Provided data>
━━━━━━━━

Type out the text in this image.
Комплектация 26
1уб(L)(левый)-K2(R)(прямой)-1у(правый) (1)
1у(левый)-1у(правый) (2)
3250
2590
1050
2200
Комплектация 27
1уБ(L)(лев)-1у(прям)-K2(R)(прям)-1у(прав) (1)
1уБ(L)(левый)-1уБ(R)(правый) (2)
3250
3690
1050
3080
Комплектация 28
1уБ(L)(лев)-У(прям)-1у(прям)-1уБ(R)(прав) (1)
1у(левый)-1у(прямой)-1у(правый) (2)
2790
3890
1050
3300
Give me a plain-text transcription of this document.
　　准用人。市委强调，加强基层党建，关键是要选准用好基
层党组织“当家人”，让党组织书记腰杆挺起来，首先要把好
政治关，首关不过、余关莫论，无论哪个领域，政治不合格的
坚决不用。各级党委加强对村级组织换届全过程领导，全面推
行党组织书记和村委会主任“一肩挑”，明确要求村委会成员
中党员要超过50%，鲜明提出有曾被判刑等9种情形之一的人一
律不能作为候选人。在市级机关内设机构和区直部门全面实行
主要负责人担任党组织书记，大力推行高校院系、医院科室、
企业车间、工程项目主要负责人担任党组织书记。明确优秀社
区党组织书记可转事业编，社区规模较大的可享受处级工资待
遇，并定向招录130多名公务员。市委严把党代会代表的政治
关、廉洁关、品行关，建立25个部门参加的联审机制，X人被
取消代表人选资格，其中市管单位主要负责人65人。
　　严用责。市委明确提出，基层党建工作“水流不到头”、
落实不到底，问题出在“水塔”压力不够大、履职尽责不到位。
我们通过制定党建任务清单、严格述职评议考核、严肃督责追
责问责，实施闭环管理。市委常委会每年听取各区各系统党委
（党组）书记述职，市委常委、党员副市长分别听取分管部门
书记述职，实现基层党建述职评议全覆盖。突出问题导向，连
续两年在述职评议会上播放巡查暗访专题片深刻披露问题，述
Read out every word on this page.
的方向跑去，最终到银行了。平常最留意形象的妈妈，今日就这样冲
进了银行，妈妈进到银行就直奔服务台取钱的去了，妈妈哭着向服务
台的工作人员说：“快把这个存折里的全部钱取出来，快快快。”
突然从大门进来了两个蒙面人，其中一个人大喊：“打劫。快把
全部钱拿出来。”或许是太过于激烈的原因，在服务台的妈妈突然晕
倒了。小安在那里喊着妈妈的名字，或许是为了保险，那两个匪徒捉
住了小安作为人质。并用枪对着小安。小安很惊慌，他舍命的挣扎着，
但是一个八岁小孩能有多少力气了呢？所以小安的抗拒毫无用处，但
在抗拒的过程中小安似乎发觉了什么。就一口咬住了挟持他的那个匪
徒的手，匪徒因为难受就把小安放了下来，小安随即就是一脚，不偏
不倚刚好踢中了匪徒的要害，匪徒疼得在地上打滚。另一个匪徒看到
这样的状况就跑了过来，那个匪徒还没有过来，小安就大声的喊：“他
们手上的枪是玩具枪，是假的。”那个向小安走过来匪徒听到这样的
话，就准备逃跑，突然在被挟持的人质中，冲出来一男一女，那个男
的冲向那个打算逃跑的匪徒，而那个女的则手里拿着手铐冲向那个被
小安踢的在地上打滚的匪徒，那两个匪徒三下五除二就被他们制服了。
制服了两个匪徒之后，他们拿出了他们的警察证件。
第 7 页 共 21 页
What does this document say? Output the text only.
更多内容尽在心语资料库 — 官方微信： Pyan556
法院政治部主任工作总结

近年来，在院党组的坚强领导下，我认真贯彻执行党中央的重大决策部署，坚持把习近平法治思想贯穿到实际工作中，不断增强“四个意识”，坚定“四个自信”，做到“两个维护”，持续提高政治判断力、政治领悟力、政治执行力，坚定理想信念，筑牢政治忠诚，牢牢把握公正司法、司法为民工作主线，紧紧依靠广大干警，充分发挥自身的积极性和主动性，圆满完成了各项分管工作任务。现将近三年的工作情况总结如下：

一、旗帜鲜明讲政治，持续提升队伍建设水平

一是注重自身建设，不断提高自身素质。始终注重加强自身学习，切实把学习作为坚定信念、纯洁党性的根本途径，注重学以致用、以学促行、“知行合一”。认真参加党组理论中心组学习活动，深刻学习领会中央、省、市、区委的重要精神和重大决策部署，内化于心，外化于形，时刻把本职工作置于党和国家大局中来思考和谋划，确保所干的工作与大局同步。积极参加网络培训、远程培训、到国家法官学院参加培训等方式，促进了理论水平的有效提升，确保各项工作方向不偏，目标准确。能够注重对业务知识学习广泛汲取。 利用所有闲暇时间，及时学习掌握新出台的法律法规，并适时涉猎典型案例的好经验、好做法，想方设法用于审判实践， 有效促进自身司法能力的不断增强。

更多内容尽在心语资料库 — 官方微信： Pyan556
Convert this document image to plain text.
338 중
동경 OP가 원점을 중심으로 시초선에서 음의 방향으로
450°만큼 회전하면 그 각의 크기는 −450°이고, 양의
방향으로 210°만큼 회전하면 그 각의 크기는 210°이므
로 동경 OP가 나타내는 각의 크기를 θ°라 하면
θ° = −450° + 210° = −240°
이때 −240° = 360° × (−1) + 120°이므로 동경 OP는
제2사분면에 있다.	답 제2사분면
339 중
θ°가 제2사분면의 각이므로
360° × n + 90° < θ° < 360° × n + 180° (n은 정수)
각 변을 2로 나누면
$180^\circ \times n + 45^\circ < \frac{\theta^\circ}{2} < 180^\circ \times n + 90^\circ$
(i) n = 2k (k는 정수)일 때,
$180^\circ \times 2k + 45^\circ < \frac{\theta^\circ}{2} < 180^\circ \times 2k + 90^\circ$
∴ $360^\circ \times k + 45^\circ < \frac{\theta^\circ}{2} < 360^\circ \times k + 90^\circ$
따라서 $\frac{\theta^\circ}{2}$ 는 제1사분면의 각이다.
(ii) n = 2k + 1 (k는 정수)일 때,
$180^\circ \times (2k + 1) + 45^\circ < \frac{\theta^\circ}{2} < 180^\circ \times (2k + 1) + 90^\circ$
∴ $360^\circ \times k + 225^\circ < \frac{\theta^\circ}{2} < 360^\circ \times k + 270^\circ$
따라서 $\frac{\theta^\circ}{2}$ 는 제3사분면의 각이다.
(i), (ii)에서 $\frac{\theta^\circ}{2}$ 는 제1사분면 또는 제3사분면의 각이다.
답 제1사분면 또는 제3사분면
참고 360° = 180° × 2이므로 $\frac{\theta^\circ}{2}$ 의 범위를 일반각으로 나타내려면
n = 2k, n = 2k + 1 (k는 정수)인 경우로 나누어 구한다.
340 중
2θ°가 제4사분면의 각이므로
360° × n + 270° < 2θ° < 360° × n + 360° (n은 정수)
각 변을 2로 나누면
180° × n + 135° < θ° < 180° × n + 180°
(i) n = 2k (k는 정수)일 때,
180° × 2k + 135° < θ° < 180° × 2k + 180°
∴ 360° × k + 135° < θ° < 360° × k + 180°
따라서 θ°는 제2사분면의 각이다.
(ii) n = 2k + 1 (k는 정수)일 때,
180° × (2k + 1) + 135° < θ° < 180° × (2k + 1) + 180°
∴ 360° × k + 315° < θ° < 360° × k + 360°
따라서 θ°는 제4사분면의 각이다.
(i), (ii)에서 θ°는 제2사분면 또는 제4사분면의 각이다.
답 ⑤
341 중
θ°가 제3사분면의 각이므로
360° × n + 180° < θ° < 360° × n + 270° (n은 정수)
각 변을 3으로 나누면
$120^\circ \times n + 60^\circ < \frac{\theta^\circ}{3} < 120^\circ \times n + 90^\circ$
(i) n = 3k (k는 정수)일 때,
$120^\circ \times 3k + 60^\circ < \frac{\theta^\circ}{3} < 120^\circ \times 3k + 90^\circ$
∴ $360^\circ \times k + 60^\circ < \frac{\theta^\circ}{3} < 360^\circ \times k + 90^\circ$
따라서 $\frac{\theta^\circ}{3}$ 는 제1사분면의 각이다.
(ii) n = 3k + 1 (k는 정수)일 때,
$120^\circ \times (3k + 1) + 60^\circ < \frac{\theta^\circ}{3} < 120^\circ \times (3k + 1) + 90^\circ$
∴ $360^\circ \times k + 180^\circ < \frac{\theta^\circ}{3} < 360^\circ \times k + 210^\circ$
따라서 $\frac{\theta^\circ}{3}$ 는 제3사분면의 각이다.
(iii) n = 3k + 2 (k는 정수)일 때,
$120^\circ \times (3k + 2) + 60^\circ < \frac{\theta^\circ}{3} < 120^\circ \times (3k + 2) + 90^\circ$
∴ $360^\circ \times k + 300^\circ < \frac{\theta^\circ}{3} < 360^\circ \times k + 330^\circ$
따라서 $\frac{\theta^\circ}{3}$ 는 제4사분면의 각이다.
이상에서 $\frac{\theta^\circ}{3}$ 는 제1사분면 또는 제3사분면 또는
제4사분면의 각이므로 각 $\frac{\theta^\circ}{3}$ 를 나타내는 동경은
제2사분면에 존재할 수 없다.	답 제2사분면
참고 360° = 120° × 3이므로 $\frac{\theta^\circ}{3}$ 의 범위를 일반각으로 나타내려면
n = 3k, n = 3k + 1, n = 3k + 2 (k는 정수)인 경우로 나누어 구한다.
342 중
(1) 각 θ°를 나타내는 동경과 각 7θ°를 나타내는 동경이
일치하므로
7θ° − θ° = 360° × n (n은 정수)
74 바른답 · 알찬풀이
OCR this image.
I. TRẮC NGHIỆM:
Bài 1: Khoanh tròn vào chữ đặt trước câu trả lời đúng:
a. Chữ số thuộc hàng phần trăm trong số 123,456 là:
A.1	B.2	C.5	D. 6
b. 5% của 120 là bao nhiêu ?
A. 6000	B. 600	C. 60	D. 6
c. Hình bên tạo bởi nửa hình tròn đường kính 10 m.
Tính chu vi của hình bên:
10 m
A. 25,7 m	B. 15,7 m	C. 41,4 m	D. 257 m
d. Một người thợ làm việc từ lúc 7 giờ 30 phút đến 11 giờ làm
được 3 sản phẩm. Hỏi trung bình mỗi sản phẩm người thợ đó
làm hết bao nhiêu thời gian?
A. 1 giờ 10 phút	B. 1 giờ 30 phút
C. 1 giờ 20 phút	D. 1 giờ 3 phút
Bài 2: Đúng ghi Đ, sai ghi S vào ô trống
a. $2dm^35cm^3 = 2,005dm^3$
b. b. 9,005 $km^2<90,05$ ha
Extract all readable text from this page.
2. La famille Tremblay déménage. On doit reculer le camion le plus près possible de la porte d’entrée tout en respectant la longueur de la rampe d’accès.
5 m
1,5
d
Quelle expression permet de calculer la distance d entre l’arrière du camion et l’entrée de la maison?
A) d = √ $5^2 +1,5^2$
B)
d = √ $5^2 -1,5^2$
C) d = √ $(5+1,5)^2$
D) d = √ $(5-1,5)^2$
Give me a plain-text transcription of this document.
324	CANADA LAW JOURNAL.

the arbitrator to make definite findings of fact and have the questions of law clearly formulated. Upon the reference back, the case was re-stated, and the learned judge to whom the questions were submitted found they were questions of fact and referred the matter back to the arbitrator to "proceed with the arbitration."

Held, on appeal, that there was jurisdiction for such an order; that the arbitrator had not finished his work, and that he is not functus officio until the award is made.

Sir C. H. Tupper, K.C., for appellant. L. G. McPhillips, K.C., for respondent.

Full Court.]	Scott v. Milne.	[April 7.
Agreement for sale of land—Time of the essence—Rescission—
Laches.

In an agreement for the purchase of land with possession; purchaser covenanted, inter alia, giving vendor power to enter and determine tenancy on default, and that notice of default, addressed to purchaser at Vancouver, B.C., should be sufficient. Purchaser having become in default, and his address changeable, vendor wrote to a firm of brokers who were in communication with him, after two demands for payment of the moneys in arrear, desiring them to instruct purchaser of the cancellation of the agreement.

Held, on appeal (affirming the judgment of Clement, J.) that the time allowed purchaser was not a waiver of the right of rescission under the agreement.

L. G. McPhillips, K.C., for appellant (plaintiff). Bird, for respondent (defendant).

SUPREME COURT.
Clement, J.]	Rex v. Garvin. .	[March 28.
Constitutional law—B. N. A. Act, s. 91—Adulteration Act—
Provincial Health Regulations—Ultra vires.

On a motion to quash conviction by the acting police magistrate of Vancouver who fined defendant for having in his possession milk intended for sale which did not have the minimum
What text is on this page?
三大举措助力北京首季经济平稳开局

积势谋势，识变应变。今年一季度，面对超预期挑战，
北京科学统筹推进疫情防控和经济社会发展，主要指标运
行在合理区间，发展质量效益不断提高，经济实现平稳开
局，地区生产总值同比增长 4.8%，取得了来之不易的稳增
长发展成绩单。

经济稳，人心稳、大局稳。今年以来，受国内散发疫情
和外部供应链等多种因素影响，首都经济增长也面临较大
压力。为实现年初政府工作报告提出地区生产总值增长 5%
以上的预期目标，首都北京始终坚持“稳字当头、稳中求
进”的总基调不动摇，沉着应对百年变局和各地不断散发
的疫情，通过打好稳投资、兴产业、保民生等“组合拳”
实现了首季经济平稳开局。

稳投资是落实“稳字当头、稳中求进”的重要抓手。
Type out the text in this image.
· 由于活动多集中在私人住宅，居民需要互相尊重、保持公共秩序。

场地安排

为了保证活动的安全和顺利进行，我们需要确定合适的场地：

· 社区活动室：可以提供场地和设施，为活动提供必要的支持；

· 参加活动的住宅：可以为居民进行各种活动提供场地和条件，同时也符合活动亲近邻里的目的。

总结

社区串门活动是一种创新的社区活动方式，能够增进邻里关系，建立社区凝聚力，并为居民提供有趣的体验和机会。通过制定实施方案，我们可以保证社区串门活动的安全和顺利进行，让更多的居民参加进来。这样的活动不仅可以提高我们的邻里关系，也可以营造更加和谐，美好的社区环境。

━━━━━━━━

Work to be completed> State how many lines of the records above contain the word "tròn", and give only that number.

Answer to the problem> 2